◆ WHAT TO DO
Find every line in the records that holds the string "formatting". Copy each one.

◆ SUPPLIED DATA
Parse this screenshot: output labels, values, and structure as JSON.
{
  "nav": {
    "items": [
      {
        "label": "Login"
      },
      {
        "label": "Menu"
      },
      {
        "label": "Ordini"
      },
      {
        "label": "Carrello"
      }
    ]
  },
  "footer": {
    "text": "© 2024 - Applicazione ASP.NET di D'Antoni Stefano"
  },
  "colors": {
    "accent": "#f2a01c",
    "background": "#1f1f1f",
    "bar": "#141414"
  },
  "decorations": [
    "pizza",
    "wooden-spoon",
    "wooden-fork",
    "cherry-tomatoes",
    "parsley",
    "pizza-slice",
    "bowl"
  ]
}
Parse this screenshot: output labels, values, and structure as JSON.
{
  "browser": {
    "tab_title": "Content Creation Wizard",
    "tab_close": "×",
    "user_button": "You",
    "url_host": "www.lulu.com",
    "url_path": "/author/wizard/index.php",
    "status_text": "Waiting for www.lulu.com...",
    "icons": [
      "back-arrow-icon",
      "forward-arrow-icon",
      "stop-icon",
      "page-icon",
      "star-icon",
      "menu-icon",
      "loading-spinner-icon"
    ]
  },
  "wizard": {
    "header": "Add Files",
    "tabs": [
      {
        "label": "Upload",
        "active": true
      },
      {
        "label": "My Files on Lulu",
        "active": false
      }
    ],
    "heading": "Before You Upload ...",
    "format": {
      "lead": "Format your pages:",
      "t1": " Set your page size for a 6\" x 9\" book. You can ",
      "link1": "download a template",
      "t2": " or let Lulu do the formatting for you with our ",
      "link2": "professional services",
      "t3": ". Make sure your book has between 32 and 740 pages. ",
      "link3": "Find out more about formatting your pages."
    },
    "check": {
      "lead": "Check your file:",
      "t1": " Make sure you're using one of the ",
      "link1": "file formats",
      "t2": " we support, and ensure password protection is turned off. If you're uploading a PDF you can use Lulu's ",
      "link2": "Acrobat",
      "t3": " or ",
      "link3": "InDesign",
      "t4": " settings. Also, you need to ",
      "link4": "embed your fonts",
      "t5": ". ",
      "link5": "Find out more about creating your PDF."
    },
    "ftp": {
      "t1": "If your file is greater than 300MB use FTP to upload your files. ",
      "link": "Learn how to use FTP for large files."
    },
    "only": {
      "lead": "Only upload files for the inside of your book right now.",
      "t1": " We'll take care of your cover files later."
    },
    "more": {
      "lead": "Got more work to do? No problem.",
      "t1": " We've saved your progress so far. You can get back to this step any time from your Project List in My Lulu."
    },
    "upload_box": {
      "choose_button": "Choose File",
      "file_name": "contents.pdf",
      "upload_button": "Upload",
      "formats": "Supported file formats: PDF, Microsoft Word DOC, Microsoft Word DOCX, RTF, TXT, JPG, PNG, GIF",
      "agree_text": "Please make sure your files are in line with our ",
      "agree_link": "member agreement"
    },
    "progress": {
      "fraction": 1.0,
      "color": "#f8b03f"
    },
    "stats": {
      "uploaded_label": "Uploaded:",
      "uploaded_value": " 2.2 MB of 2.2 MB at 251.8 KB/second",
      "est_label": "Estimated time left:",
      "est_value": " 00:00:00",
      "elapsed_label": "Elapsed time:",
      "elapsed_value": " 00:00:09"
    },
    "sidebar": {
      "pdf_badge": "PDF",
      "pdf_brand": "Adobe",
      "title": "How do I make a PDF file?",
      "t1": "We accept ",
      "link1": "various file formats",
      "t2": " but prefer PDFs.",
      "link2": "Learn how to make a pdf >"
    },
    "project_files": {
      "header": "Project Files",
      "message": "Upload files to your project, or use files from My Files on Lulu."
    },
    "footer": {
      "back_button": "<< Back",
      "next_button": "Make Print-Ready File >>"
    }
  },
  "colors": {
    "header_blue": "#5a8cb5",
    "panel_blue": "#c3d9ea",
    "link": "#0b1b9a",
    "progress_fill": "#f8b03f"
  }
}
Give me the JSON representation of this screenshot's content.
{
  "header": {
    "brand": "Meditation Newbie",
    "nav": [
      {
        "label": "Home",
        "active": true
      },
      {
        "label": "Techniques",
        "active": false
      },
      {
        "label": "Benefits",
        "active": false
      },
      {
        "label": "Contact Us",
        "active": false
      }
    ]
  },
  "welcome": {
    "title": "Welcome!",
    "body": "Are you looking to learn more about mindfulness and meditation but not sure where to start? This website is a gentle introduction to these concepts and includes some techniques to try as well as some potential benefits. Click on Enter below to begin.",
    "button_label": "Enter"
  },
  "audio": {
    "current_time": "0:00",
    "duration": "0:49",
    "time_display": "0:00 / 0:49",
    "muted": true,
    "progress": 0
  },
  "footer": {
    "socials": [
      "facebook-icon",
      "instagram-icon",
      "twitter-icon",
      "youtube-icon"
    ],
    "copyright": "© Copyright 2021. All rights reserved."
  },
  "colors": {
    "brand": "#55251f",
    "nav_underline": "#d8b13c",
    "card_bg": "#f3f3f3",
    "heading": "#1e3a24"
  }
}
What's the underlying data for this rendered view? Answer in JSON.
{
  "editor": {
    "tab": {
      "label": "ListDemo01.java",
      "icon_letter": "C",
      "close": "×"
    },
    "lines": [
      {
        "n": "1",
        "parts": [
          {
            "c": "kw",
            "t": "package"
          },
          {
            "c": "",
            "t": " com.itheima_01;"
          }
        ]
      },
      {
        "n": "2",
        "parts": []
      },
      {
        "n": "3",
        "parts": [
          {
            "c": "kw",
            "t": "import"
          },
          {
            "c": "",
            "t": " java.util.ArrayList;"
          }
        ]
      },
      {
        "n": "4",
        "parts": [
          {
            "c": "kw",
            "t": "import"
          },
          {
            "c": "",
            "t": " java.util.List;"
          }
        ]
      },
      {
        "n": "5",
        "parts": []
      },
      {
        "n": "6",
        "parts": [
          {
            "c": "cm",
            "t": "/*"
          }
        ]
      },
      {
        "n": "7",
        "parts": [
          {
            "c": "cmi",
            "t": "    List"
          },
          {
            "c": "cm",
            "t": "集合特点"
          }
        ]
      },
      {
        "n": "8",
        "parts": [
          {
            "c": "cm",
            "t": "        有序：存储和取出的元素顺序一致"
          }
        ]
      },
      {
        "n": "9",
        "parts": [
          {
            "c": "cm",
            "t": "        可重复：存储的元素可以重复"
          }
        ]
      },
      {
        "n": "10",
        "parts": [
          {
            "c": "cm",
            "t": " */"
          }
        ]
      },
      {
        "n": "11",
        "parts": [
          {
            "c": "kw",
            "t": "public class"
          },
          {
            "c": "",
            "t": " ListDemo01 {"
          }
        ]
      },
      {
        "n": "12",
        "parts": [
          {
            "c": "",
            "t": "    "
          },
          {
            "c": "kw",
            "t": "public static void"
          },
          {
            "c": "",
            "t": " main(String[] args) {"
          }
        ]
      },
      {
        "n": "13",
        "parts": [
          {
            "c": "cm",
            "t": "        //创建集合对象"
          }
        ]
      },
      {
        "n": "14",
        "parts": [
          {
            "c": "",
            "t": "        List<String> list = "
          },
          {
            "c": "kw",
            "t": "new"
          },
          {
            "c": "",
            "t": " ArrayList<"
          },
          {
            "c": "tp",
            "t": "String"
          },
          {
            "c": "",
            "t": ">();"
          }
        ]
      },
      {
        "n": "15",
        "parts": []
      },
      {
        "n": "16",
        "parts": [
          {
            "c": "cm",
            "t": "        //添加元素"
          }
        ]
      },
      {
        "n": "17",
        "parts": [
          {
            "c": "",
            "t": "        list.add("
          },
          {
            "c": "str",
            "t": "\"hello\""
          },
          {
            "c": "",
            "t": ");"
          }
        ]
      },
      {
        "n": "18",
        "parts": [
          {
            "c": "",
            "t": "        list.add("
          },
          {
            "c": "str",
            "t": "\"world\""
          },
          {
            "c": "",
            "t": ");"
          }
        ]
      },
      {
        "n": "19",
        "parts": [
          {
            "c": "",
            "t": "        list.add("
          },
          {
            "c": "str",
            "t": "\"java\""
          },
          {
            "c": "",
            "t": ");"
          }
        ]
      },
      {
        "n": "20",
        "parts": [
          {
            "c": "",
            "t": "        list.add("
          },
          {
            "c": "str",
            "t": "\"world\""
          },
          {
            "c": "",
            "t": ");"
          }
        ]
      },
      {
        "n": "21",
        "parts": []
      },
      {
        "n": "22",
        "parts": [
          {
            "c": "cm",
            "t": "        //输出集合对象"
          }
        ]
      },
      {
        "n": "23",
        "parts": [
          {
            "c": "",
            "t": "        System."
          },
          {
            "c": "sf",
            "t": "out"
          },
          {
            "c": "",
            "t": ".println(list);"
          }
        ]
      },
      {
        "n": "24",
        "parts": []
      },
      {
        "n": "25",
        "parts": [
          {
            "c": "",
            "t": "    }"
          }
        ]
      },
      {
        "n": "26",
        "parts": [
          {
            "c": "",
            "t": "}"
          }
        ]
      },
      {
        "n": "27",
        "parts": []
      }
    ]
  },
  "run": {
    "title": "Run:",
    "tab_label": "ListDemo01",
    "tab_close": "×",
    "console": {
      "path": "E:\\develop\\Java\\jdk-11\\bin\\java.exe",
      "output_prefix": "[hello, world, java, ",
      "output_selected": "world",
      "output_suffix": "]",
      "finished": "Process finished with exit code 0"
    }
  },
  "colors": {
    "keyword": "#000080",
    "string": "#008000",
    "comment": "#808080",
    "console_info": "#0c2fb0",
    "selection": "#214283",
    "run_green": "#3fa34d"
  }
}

◆ CORRECT ANSWER
      "t2": " or let Lulu do the formatting for you with our ",
      "link3": "Find out more about formatting your pages."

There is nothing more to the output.